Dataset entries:
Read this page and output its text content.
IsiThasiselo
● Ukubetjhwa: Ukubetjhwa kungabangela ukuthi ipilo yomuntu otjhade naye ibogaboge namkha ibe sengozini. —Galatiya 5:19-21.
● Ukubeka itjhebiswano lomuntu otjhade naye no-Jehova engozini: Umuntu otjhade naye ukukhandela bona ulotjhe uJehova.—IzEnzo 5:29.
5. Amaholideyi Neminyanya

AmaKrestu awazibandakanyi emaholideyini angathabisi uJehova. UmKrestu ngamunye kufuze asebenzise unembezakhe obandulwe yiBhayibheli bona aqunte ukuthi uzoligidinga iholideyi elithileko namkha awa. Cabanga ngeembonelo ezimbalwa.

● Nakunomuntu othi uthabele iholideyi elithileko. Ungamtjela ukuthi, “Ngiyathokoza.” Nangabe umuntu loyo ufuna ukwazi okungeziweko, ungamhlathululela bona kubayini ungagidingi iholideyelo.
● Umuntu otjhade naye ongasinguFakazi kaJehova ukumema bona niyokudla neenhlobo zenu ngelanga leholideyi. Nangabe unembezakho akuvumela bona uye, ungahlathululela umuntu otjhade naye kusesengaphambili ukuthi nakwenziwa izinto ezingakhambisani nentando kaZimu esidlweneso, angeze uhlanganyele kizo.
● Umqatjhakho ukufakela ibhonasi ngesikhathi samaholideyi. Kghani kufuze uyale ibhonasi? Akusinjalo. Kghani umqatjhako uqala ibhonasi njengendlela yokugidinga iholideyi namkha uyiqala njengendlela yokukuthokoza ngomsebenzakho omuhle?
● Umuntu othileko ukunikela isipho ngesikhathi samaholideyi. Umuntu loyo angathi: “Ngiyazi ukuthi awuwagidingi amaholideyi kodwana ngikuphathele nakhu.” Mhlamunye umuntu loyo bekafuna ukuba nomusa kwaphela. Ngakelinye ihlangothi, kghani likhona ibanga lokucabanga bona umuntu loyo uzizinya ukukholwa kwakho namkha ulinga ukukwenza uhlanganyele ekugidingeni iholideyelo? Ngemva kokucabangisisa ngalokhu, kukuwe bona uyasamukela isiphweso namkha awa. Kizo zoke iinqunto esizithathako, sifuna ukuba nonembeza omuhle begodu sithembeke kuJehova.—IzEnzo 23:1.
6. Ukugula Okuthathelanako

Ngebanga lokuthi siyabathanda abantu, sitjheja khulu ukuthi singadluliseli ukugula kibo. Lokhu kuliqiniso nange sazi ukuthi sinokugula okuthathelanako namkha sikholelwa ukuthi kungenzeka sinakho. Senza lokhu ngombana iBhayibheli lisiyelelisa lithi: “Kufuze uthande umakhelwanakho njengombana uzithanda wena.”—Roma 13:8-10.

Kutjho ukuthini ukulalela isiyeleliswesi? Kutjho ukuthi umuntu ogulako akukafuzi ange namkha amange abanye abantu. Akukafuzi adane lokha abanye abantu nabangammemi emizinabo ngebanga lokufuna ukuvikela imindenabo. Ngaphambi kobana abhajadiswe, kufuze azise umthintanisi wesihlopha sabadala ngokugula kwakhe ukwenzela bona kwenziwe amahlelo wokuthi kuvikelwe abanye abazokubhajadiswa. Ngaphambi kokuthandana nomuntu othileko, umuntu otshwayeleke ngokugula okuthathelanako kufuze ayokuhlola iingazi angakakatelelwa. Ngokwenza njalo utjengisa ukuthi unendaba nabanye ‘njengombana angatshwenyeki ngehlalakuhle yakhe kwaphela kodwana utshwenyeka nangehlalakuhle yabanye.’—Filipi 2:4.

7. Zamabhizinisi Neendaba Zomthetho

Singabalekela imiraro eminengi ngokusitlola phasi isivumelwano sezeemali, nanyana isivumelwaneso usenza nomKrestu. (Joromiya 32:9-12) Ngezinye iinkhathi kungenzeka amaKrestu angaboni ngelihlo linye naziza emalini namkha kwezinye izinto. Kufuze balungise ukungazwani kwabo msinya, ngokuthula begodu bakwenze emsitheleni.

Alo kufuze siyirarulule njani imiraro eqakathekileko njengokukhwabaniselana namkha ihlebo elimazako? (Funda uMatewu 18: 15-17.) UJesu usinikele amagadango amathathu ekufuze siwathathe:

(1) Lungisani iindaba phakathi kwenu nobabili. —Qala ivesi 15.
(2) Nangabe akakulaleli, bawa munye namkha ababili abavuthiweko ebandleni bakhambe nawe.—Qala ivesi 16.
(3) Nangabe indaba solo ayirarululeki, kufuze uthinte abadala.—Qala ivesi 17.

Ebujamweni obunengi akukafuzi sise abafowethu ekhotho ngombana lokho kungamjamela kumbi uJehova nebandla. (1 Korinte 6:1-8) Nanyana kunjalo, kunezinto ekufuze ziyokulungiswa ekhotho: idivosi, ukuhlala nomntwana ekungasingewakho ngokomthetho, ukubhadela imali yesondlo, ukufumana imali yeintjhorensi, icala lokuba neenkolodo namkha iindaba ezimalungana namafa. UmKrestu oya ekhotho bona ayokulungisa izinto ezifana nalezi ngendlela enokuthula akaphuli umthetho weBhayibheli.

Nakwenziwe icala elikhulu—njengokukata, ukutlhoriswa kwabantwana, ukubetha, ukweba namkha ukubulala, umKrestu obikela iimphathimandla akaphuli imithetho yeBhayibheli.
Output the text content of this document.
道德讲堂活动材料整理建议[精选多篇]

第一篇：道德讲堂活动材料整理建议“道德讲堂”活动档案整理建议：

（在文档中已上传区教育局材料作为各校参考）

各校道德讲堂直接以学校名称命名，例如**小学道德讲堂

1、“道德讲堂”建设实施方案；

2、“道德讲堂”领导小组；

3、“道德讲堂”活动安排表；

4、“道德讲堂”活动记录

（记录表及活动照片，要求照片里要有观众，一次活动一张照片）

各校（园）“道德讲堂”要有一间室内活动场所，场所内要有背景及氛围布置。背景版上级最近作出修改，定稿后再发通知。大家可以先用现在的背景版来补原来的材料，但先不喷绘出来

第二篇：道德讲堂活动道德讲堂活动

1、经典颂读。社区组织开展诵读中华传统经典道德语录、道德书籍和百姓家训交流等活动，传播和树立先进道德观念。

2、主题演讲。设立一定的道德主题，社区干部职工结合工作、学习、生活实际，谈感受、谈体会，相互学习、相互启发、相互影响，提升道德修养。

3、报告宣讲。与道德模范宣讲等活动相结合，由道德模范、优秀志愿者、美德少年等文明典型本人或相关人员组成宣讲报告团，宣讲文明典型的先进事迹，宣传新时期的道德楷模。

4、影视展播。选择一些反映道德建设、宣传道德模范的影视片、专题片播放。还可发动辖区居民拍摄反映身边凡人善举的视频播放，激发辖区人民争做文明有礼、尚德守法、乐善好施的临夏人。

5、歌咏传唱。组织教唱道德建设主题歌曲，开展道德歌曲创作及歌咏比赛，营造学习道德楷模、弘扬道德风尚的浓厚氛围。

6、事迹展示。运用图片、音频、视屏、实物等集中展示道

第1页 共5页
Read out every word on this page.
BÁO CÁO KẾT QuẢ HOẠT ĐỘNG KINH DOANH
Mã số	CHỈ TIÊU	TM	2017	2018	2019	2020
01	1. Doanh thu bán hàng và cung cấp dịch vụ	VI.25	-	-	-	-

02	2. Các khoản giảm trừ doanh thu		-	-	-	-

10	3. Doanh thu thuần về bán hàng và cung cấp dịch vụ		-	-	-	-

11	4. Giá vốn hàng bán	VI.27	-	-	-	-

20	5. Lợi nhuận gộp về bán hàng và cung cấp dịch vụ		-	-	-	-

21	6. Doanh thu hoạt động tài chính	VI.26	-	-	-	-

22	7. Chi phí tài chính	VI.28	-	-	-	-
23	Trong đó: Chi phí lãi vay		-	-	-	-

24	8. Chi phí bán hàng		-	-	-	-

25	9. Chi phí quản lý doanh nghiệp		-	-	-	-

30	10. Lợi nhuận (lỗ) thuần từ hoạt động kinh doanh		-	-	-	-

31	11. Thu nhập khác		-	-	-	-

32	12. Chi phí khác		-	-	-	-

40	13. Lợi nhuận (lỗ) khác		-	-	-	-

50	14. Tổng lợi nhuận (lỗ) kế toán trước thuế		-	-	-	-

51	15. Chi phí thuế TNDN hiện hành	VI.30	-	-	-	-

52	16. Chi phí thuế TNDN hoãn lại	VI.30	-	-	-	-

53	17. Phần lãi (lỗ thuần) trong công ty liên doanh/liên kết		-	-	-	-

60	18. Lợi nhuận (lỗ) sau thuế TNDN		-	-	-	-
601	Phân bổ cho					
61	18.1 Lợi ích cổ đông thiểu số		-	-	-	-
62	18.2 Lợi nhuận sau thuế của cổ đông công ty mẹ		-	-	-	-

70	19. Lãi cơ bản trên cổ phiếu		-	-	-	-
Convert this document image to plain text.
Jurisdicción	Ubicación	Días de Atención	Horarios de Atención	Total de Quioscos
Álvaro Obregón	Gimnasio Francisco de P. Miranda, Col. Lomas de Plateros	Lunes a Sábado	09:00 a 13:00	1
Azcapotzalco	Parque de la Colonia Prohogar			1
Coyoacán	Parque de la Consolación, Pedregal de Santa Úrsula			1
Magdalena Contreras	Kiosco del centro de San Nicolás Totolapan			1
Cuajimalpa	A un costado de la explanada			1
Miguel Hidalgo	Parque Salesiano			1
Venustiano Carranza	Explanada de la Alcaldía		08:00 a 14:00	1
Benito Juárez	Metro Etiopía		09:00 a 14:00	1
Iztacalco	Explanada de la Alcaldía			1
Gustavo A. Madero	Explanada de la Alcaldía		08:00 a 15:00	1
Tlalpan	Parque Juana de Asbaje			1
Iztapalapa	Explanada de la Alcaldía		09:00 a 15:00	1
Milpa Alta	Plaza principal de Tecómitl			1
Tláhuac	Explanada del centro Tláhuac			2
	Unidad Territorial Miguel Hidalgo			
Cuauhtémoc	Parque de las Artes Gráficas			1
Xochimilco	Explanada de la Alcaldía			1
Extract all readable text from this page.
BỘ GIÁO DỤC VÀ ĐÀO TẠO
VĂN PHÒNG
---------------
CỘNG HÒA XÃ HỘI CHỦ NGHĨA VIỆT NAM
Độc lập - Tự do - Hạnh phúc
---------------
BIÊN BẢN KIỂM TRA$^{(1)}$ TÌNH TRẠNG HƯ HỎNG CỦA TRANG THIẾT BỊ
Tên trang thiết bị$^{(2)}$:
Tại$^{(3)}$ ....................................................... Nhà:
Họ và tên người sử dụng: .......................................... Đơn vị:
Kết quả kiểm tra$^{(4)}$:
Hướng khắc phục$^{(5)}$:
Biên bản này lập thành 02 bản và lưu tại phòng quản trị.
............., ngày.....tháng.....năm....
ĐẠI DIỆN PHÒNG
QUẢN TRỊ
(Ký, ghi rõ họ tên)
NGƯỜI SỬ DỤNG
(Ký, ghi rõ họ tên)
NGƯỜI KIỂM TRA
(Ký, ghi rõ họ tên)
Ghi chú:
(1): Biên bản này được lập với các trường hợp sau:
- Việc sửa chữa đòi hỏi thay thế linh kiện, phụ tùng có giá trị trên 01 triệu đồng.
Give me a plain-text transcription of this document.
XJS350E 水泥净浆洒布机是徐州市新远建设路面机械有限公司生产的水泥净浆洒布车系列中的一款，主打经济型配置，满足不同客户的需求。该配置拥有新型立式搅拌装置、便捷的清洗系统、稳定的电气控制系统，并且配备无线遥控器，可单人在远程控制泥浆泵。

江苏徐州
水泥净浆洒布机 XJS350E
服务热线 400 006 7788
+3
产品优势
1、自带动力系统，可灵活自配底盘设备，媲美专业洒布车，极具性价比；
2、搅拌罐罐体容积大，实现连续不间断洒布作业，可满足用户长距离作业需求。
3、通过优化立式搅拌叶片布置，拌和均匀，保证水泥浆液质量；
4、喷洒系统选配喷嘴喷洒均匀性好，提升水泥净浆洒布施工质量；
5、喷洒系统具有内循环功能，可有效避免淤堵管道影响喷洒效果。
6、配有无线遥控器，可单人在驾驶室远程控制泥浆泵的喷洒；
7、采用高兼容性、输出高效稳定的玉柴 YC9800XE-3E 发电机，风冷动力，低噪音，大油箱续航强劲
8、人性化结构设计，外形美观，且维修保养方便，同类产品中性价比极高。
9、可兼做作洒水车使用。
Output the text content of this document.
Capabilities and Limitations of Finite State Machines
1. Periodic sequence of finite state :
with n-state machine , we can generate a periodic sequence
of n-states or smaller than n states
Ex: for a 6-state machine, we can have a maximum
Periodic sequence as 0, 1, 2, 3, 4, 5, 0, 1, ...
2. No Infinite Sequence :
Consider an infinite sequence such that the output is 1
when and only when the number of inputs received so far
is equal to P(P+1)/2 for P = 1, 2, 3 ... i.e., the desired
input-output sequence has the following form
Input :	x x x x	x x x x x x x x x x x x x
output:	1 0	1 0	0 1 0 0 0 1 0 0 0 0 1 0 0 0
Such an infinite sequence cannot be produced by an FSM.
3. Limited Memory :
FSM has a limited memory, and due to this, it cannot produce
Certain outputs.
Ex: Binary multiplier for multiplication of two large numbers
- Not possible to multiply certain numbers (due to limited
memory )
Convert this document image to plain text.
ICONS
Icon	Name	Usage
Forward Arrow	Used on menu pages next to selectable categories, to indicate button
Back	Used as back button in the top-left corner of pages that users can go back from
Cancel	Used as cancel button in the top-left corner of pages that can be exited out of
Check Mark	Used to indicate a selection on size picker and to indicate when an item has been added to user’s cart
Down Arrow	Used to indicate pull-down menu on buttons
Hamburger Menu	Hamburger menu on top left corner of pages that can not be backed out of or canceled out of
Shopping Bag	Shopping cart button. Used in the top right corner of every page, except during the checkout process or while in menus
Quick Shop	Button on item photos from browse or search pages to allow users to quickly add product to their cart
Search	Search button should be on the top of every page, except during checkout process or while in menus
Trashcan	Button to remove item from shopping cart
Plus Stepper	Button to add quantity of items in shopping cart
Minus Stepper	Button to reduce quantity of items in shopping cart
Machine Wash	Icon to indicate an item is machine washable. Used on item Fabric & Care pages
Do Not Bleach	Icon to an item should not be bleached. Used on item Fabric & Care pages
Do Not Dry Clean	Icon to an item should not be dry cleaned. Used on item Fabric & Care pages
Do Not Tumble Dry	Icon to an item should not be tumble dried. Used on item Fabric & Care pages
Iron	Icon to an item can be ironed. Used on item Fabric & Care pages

## [Task brief]
How many lines of the records contain the string "Parque"? Respond with the number alone.

## [Solved problem]
5